▶ [What you need to do]: Reproduce the lines below word for word, starting from the very first line and going down to the line that contains "114, 244, 567]", including that line.

▶ [Data supplied]:

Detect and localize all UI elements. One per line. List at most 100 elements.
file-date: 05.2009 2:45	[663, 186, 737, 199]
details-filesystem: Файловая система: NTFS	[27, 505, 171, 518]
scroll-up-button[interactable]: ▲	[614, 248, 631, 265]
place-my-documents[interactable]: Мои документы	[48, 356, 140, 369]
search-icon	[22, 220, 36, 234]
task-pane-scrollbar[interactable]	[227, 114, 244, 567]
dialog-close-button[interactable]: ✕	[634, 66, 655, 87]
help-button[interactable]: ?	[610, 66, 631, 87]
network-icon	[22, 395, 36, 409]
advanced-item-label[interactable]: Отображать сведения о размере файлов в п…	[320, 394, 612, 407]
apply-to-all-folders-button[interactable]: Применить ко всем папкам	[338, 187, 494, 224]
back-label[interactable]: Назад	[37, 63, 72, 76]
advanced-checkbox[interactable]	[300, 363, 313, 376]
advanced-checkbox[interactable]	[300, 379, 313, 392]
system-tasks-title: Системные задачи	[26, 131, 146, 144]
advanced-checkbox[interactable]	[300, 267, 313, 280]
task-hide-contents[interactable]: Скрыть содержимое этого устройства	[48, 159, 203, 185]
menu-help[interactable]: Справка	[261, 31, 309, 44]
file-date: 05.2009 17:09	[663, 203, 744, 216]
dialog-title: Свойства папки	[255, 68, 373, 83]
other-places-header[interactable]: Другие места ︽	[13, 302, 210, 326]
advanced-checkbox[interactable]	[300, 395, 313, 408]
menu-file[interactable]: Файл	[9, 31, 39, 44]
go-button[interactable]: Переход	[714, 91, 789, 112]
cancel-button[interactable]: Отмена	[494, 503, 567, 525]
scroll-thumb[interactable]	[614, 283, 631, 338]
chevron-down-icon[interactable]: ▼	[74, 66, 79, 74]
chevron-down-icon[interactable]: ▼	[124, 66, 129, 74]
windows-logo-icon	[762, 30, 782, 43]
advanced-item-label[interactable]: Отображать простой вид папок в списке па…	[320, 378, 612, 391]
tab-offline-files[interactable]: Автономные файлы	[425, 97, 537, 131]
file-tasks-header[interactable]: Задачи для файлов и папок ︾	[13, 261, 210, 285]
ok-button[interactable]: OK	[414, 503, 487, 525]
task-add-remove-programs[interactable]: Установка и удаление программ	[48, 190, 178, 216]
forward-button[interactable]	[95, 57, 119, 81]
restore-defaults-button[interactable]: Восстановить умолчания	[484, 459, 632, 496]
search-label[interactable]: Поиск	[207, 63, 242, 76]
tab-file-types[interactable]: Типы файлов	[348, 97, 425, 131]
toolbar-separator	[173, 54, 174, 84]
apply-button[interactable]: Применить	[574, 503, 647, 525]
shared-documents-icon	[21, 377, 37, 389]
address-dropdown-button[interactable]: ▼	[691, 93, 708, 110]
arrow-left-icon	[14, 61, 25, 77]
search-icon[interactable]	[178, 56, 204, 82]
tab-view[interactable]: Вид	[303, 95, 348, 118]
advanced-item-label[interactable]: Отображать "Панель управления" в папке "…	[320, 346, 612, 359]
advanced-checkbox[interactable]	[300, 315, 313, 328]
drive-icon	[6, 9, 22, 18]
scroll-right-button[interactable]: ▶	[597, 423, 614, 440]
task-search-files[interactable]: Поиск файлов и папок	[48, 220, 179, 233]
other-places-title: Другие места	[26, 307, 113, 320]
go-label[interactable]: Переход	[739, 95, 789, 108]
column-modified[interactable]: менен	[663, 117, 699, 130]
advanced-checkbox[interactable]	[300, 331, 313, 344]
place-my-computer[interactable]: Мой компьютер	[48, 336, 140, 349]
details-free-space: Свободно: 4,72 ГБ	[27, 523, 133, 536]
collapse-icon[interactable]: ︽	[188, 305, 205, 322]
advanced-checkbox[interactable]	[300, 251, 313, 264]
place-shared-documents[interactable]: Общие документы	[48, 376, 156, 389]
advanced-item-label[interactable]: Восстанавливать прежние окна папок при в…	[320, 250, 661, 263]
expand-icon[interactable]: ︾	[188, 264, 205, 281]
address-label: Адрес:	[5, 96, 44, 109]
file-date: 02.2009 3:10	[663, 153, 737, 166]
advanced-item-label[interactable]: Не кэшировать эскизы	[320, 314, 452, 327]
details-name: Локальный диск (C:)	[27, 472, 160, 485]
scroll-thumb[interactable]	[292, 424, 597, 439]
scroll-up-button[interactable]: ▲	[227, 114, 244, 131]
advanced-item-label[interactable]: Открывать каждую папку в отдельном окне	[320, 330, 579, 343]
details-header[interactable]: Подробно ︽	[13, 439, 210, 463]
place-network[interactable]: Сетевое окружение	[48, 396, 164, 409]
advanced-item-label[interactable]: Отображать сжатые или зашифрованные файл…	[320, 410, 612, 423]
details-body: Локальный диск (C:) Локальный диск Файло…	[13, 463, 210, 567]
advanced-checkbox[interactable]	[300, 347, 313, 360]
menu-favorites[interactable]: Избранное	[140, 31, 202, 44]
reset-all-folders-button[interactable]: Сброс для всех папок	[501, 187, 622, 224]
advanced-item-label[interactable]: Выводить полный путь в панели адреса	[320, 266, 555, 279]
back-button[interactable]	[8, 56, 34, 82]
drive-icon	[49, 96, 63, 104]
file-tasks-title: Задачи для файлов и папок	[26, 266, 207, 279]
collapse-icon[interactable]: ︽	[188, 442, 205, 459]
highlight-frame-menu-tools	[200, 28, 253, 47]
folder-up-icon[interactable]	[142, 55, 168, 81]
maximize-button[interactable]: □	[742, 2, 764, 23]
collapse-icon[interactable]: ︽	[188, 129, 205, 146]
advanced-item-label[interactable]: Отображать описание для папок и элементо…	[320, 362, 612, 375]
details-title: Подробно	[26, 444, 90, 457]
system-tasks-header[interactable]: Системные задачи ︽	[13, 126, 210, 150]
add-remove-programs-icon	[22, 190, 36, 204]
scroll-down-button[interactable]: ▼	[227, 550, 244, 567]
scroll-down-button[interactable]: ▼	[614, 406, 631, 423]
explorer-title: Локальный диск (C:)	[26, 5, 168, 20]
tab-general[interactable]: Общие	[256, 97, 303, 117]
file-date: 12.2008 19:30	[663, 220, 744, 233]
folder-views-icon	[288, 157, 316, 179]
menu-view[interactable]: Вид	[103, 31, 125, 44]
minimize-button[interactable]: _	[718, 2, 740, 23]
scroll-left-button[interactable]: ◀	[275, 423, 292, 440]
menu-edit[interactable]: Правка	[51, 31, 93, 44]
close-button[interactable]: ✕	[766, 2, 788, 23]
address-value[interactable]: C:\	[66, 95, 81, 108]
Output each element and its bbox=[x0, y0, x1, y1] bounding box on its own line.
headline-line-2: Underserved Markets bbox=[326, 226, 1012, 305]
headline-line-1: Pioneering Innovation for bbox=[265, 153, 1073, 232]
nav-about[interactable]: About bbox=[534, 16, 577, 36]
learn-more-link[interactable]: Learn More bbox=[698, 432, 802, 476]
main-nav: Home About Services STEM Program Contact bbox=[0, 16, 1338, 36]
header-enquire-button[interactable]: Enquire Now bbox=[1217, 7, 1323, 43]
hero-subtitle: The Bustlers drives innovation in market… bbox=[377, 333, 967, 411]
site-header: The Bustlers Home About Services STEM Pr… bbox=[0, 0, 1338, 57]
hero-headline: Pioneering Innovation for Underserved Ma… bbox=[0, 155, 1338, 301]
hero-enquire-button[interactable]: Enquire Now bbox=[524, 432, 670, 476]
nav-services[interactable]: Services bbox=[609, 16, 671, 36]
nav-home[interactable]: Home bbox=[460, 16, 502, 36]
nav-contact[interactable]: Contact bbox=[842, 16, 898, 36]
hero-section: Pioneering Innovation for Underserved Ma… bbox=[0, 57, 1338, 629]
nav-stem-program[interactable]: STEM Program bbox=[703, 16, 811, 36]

▶ [Complete response]:
Detect and localize all UI elements. One per line. List at most 100 elements.
file-date: 05.2009 2:45	[663, 186, 737, 199]
details-filesystem: Файловая система: NTFS	[27, 505, 171, 518]
scroll-up-button[interactable]: ▲	[614, 248, 631, 265]
place-my-documents[interactable]: Мои документы	[48, 356, 140, 369]
search-icon	[22, 220, 36, 234]
task-pane-scrollbar[interactable]	[227, 114, 244, 567]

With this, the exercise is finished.